◆ Exercise ◆
Pictures stay out of the copy; set down each line of the listing below exactly.

-- Start Data listing --

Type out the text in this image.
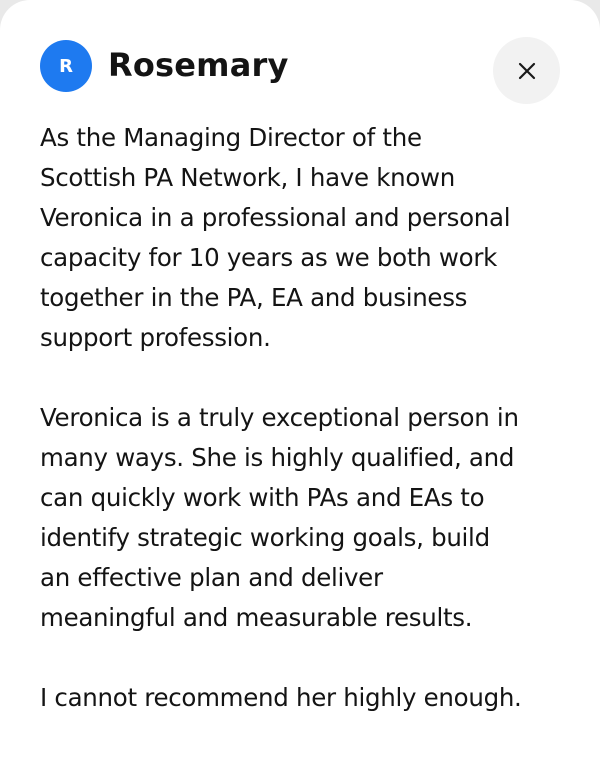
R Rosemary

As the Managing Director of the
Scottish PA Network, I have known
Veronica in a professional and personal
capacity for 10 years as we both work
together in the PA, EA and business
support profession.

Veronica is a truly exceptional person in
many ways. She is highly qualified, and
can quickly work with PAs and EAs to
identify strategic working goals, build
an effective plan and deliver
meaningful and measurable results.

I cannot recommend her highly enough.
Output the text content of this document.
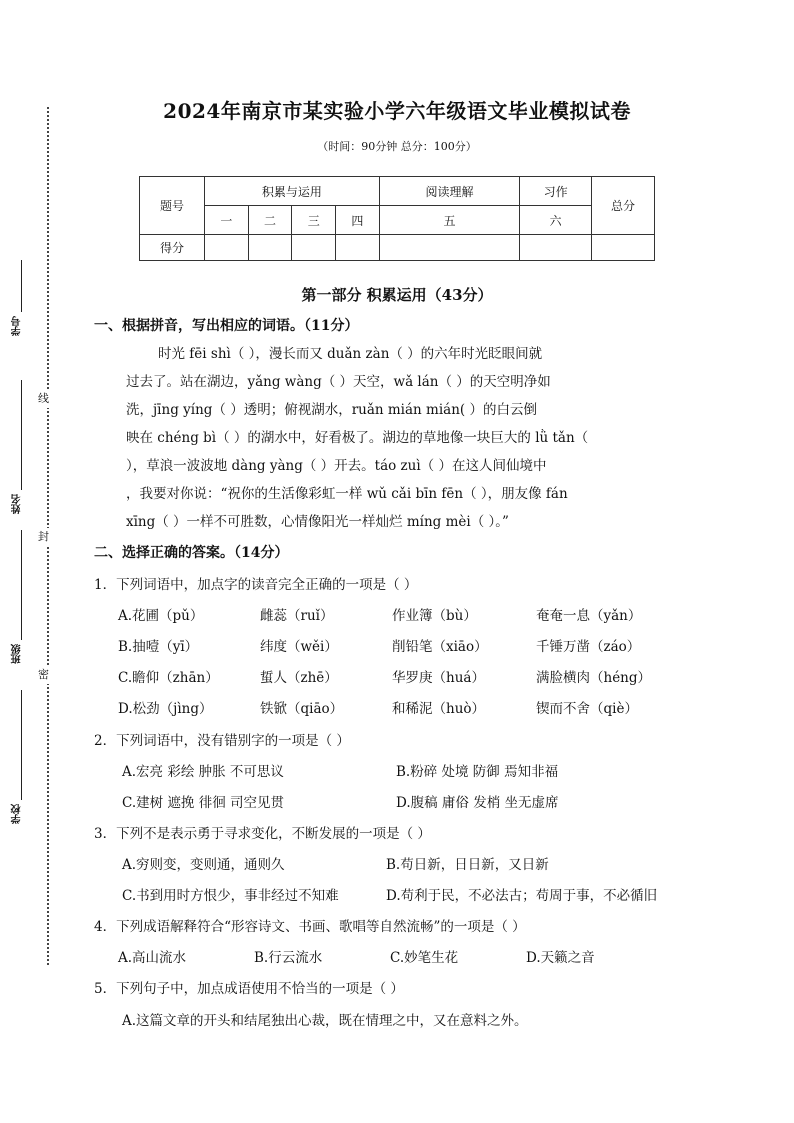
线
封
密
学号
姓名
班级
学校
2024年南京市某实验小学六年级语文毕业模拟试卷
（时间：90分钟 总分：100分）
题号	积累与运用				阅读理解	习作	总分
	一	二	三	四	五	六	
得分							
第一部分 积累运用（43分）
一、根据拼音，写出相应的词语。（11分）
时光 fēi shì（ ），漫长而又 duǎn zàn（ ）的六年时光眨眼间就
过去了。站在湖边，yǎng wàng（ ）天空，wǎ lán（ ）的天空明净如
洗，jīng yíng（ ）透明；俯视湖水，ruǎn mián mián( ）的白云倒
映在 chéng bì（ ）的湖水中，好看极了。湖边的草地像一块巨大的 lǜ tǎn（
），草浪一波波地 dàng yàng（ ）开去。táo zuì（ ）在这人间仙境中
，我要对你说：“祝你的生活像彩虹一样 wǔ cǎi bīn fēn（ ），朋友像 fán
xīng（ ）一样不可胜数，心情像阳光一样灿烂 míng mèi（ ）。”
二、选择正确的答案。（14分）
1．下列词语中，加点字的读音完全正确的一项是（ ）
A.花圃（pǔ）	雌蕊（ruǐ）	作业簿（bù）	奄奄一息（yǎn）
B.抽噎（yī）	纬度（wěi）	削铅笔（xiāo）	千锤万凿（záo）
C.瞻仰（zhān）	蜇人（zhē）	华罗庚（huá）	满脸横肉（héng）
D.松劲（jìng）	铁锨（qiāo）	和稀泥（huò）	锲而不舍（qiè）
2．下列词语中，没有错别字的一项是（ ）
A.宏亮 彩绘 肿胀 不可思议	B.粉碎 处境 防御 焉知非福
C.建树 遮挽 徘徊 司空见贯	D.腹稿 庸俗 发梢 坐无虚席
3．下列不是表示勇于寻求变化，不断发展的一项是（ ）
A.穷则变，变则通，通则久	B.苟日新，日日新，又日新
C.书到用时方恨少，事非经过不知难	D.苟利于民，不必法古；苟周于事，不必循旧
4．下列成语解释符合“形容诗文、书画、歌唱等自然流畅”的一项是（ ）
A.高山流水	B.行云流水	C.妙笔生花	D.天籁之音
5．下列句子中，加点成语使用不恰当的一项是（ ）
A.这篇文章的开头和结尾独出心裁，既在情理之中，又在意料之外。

-- End Data listing --

◆ Correct response ◆
Type out the text in this image.
R Rosemary

As the Managing Director of the
Scottish PA Network, I have known
Veronica in a professional and personal
capacity for 10 years as we both work
together in the PA, EA and business
support profession.

Veronica is a truly exceptional person in
many ways. She is highly qualified, and
can quickly work with PAs and EAs to
identify strategic working goals, build
an effective plan and deliver
meaningful and measurable results.

I cannot recommend her highly enough.
Output the text content of this document.
线
封
密
学号
姓名
班级
学校
2024年南京市某实验小学六年级语文毕业模拟试卷
（时间：90分钟 总分：100分）
题号	积累与运用				阅读理解	习作	总分
	一	二	三	四	五	六	
得分							
第一部分 积累运用（43分）
一、根据拼音，写出相应的词语。（11分）
时光 fēi shì（ ），漫长而又 duǎn zàn（ ）的六年时光眨眼间就
过去了。站在湖边，yǎng wàng（ ）天空，wǎ lán（ ）的天空明净如
洗，jīng yíng（ ）透明；俯视湖水，ruǎn mián mián( ）的白云倒
映在 chéng bì（ ）的湖水中，好看极了。湖边的草地像一块巨大的 lǜ tǎn（
），草浪一波波地 dàng yàng（ ）开去。táo zuì（ ）在这人间仙境中
，我要对你说：“祝你的生活像彩虹一样 wǔ cǎi bīn fēn（ ），朋友像 fán
xīng（ ）一样不可胜数，心情像阳光一样灿烂 míng mèi（ ）。”
二、选择正确的答案。（14分）
1．下列词语中，加点字的读音完全正确的一项是（ ）
A.花圃（pǔ）	雌蕊（ruǐ）	作业簿（bù）	奄奄一息（yǎn）
B.抽噎（yī）	纬度（wěi）	削铅笔（xiāo）	千锤万凿（záo）
C.瞻仰（zhān）	蜇人（zhē）	华罗庚（huá）	满脸横肉（héng）
D.松劲（jìng）	铁锨（qiāo）	和稀泥（huò）	锲而不舍（qiè）
2．下列词语中，没有错别字的一项是（ ）
A.宏亮 彩绘 肿胀 不可思议	B.粉碎 处境 防御 焉知非福
C.建树 遮挽 徘徊 司空见贯	D.腹稿 庸俗 发梢 坐无虚席
3．下列不是表示勇于寻求变化，不断发展的一项是（ ）
A.穷则变，变则通，通则久	B.苟日新，日日新，又日新
C.书到用时方恨少，事非经过不知难	D.苟利于民，不必法古；苟周于事，不必循旧
4．下列成语解释符合“形容诗文、书画、歌唱等自然流畅”的一项是（ ）
A.高山流水	B.行云流水	C.妙笔生花	D.天籁之音
5．下列句子中，加点成语使用不恰当的一项是（ ）
A.这篇文章的开头和结尾独出心裁，既在情理之中，又在意料之外。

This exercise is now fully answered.